Challenge:
Return all lines with the word "screenshot" in them.

Chart and figure data:

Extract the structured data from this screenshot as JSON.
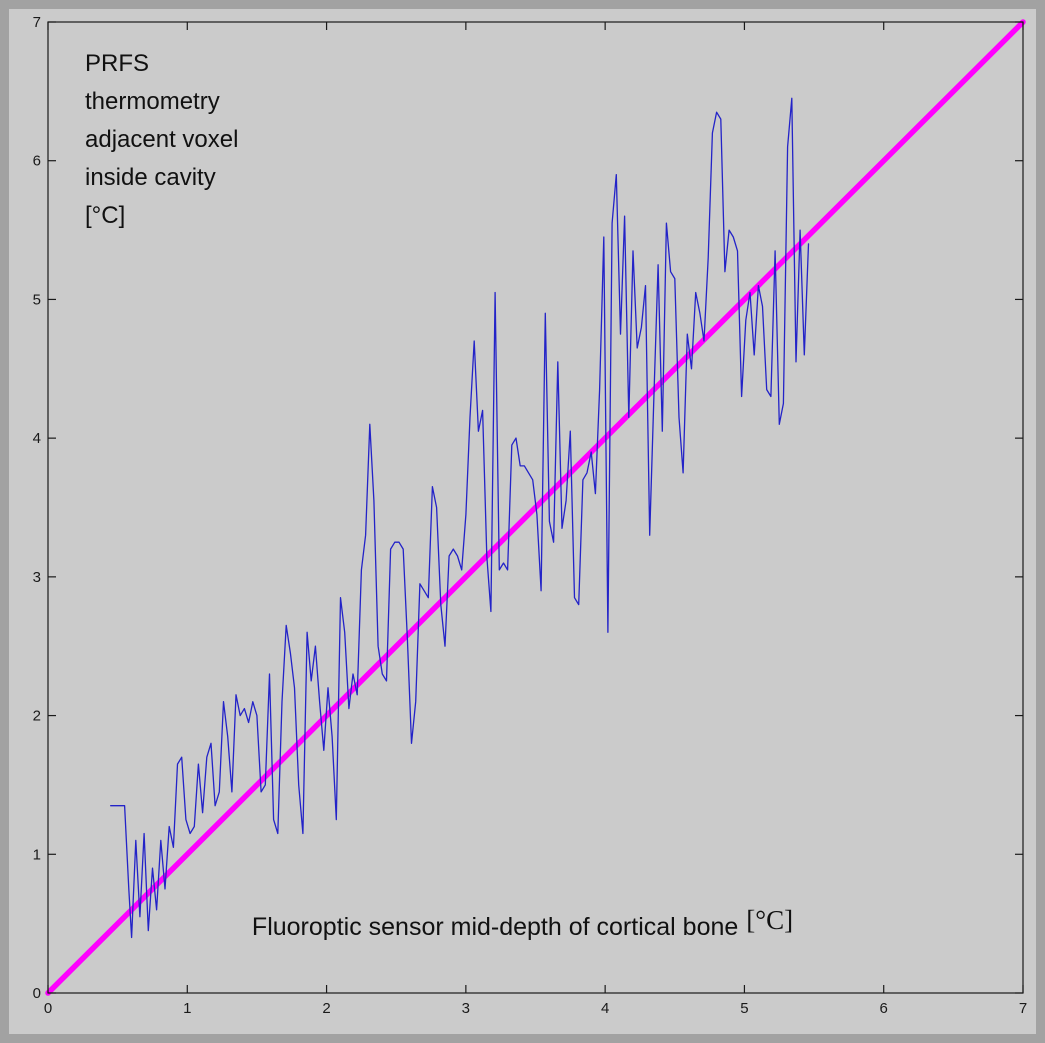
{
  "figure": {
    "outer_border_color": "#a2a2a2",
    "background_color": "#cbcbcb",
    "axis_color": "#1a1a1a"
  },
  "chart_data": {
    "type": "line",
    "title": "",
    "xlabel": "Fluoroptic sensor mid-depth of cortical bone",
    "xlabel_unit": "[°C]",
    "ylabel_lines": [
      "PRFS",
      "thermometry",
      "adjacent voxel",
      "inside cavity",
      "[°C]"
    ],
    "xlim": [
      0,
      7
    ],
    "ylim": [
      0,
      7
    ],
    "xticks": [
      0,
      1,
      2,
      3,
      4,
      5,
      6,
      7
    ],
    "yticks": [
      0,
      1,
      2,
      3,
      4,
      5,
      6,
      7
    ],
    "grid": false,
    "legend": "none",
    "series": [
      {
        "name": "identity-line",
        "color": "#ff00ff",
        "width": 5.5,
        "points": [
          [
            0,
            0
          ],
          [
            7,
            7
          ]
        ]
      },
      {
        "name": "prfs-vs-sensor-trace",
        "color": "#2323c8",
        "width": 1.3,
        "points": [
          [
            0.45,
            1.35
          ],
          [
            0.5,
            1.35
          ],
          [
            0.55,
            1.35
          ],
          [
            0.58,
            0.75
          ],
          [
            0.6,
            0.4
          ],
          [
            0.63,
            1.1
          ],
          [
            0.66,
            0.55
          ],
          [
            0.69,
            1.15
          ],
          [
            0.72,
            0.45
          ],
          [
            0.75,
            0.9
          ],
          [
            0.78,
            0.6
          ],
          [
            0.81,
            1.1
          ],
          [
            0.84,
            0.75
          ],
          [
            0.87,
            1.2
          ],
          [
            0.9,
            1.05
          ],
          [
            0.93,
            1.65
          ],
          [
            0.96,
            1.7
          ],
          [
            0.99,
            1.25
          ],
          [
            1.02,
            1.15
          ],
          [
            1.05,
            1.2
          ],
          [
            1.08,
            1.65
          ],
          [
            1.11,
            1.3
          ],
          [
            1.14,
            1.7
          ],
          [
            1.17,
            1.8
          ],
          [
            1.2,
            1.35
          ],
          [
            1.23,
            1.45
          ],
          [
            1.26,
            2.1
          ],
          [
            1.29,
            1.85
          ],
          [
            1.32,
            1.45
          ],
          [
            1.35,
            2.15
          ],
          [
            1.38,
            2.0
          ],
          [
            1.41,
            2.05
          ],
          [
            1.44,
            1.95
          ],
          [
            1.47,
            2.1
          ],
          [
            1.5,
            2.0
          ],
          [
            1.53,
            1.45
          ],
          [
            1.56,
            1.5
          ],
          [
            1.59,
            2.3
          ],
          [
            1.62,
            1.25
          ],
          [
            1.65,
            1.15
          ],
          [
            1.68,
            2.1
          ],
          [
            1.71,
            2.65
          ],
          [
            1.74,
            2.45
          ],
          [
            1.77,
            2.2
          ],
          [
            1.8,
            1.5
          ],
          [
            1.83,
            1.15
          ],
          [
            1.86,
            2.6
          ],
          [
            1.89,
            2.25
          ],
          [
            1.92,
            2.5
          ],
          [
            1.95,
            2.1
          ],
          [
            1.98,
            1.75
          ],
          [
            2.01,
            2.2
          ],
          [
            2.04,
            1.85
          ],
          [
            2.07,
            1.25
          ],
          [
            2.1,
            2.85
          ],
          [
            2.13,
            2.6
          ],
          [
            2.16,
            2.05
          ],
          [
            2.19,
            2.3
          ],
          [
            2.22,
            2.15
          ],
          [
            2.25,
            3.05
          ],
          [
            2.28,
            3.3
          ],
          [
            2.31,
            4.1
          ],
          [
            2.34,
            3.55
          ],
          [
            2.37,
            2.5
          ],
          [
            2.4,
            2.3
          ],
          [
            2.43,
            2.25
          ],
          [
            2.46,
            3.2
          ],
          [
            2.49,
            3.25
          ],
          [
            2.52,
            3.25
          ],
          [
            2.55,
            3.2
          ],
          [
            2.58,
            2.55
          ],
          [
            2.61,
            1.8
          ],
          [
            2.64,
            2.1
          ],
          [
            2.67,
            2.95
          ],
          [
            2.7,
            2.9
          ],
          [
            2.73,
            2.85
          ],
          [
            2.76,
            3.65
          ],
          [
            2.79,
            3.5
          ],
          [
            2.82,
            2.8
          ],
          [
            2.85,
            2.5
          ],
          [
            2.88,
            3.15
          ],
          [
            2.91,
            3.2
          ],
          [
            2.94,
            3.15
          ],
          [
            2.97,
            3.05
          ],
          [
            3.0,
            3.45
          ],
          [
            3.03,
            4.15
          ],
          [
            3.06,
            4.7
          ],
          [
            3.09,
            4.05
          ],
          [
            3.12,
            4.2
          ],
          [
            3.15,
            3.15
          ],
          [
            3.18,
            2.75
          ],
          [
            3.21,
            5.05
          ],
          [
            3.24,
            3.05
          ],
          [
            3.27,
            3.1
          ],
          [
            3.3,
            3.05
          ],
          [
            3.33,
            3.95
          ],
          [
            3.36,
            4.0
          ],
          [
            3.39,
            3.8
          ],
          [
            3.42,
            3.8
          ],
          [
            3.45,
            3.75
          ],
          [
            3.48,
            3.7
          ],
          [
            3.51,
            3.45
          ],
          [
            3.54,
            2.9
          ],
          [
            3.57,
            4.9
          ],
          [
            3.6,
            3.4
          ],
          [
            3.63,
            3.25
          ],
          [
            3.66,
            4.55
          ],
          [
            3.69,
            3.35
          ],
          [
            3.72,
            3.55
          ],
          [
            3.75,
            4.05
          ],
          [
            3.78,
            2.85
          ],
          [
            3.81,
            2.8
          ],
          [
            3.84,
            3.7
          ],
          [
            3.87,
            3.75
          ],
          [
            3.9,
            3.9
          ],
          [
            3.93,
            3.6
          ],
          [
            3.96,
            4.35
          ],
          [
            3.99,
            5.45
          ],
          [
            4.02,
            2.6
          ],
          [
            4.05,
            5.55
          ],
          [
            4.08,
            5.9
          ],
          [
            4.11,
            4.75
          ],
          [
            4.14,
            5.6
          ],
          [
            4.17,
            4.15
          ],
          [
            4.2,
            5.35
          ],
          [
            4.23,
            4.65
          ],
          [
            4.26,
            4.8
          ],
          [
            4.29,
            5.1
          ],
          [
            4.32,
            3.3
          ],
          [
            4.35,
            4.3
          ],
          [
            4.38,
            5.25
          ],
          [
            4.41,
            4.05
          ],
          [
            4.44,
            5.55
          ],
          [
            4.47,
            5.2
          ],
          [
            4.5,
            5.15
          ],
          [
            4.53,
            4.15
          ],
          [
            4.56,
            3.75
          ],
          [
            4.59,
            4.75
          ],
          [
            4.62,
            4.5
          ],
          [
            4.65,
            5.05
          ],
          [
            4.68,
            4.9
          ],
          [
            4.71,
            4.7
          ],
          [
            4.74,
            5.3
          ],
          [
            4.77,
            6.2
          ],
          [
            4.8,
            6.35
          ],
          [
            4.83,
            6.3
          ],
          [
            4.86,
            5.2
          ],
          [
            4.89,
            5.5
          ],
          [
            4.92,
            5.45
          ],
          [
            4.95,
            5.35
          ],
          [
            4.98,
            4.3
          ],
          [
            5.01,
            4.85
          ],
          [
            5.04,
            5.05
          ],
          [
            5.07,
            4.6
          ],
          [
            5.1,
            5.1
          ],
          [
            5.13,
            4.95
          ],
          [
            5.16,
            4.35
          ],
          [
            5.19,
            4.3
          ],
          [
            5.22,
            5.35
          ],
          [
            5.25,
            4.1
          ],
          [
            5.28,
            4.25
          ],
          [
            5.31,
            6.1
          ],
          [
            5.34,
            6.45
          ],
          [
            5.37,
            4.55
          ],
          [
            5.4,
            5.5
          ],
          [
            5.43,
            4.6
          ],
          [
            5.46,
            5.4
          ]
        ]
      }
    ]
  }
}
* * *
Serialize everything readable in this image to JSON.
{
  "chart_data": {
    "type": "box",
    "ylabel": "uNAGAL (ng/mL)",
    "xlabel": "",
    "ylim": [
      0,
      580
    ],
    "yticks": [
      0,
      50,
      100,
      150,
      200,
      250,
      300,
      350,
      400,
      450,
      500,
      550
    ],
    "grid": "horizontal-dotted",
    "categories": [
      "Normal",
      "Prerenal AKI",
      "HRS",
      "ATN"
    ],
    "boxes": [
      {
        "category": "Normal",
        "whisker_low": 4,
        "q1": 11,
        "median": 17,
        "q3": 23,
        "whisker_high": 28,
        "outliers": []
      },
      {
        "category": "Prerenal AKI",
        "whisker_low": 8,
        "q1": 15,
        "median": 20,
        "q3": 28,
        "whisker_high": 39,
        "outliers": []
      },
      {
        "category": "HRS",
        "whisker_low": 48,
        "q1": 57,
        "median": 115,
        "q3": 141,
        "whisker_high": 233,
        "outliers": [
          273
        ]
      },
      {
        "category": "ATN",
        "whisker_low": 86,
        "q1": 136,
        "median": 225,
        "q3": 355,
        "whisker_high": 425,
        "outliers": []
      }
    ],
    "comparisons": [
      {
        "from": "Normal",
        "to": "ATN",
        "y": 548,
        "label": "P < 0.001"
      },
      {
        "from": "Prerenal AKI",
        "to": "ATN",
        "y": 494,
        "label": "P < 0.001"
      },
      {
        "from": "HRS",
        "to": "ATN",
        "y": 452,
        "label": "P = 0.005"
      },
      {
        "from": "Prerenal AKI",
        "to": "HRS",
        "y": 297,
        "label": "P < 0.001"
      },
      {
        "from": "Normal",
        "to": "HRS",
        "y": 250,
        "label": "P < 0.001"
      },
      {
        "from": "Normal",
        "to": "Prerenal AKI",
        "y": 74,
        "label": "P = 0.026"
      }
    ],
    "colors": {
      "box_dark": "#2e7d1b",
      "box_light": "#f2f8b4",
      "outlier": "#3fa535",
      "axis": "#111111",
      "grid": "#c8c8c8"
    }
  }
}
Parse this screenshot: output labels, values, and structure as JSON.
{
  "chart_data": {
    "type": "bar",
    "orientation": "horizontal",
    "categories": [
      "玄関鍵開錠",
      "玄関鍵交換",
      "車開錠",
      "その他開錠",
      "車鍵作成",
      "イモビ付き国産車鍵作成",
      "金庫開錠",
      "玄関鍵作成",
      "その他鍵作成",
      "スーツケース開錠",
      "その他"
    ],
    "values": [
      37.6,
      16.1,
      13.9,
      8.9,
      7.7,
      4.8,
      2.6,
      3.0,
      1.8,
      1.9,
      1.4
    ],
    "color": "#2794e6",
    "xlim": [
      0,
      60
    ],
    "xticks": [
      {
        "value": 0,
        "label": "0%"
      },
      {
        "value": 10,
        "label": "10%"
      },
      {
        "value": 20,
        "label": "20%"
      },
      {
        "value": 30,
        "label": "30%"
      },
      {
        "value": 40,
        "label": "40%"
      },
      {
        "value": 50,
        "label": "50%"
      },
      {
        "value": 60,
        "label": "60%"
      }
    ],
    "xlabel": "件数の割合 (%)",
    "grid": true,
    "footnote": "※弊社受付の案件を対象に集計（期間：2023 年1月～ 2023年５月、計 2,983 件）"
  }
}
...
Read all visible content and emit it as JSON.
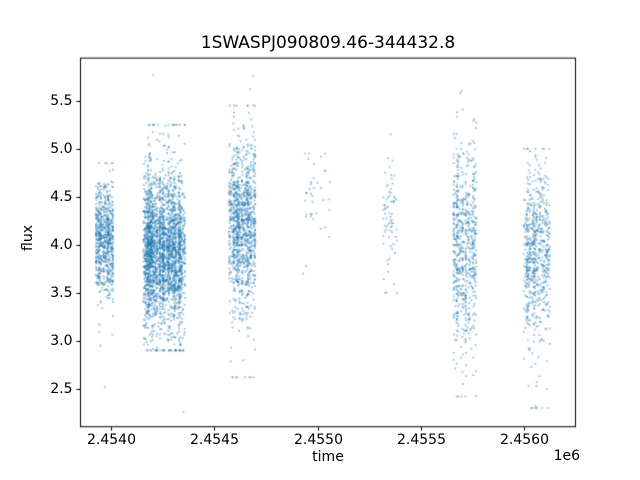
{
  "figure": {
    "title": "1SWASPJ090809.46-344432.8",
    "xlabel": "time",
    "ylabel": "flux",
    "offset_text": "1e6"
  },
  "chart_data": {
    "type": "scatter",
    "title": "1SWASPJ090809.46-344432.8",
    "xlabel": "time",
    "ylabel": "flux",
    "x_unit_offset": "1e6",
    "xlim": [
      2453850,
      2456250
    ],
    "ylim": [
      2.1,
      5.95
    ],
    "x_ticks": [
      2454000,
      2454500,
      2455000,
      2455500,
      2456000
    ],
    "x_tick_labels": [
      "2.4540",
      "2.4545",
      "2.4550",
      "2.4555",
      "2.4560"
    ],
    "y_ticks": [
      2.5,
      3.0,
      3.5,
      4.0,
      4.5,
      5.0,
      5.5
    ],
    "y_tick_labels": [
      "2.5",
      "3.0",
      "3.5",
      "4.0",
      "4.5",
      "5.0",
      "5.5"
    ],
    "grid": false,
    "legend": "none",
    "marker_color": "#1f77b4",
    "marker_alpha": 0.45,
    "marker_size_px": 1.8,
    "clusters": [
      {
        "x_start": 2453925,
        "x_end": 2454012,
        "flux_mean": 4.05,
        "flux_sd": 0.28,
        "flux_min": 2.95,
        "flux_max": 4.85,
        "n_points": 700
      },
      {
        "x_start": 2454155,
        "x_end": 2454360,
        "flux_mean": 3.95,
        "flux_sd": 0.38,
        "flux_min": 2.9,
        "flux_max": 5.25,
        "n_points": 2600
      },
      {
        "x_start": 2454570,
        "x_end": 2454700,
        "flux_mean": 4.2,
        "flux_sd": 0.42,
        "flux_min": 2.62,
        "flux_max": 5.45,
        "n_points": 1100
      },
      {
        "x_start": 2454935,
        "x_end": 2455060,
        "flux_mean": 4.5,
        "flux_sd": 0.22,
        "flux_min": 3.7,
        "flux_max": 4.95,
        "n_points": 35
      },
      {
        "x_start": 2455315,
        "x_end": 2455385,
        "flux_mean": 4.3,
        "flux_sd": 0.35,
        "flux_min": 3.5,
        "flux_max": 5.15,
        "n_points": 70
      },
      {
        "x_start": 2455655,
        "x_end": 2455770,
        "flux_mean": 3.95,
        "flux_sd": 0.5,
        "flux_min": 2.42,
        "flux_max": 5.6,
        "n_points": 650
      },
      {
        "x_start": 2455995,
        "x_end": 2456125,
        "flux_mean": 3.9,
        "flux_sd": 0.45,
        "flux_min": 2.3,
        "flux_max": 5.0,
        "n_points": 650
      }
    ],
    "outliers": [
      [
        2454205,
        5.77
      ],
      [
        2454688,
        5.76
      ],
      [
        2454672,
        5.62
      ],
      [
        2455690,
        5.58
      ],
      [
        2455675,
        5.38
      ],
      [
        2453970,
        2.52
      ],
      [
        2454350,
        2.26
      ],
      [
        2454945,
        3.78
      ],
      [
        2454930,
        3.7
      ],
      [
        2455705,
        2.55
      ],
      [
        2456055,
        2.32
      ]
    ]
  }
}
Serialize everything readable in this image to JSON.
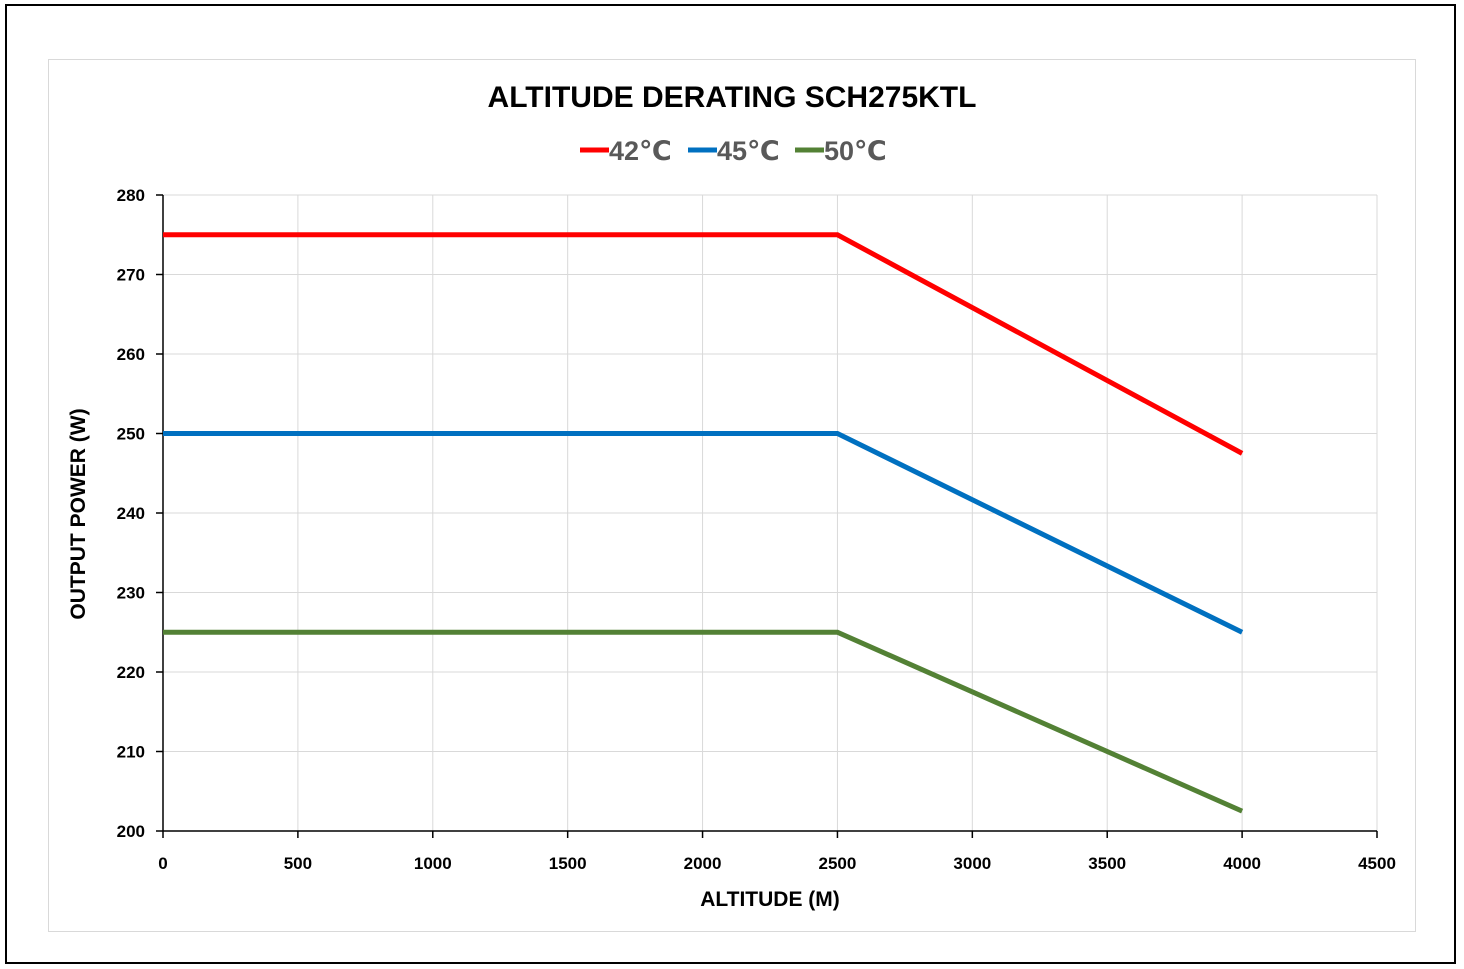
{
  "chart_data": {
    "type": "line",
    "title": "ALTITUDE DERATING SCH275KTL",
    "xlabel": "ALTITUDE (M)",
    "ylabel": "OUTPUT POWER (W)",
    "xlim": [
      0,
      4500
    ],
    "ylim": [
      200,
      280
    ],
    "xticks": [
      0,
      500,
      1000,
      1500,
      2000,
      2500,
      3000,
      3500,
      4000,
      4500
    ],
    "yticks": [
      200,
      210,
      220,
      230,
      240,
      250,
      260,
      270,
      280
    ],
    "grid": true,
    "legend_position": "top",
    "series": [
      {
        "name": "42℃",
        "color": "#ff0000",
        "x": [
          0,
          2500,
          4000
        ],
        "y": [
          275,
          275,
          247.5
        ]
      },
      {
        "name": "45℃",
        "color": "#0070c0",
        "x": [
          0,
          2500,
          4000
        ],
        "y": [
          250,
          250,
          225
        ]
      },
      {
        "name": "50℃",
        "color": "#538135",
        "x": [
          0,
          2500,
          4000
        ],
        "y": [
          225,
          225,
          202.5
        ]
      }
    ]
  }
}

Reply:
Extract the structured data from this screenshot as JSON.
Parse this screenshot: output labels, values, and structure as JSON.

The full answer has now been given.